Short task: Skip all pictures, then print the remaining material exactly.

Material supplied:
-- begin --

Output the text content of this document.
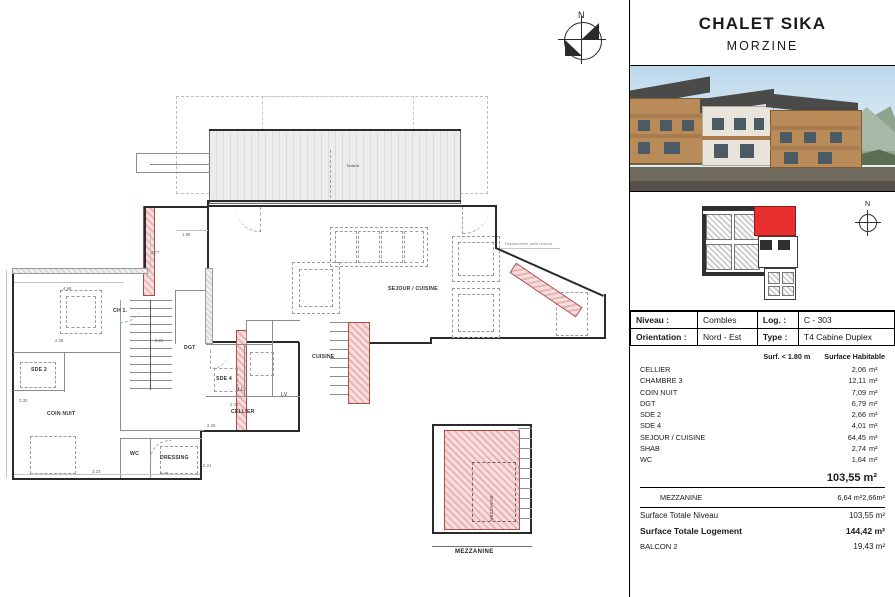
N
Toiture
SEJOUR / CUISINE
Déplacement palle relevés
COIN NUIT
DRESSING
CELLIER
DGT
SDE 2
SDE 4
WC
CH 1.
CUISINE
LV
LL
4.98
2.35
3.30
2.21
2.25
2.34
1.89
2.77
3.23
2.21
MEZZANINE
MEZZANINE
CHALET SIKA
MORZINE
N
Niveau :	Combles	Log. :	C - 303
Orientation :	Nord - Est	Type :	T4 Cabine Duplex
Surf. < 1.80 m Surface Habitable
CELLIER	2,06 m²
CHAMBRE 3	12,11 m²
COIN NUIT	7,09 m²
DGT	6,79 m²
SDE 2	2,66 m²
SDE 4	4,01 m²
SEJOUR / CUISINE	64,45 m²
SHAB	2,74 m²
WC	1,64 m²
103,55 m²
MEZZANINE	6,64 m² 2,66 m²
Surface Totale Niveau	103,55 m²
Surface Totale Logement	144,42 m²
BALCON 2	19,43 m²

-- end --

Answer to this exercise:
Output the text content of this document.
N
Toiture
SEJOUR / CUISINE
Déplacement palle relevés
COIN NUIT
DRESSING
CELLIER
DGT
SDE 2
SDE 4
WC
CH 1.
CUISINE
LV
LL
4.98
2.35
3.30
2.21
2.25
2.34
1.89
2.77
3.23
2.21
MEZZANINE
MEZZANINE
CHALET SIKA
MORZINE
N
Niveau :	Combles	Log. :	C - 303
Orientation :	Nord - Est	Type :	T4 Cabine Duplex
Surf. < 1.80 m Surface Habitable
CELLIER	2,06 m²
CHAMBRE 3	12,11 m²
COIN NUIT	7,09 m²
DGT	6,79 m²
SDE 2	2,66 m²
SDE 4	4,01 m²
SEJOUR / CUISINE	64,45 m²
SHAB	2,74 m²
WC	1,64 m²
103,55 m²
MEZZANINE	6,64 m² 2,66 m²
Surface Totale Niveau	103,55 m²
Surface Totale Logement	144,42 m²
BALCON 2	19,43 m²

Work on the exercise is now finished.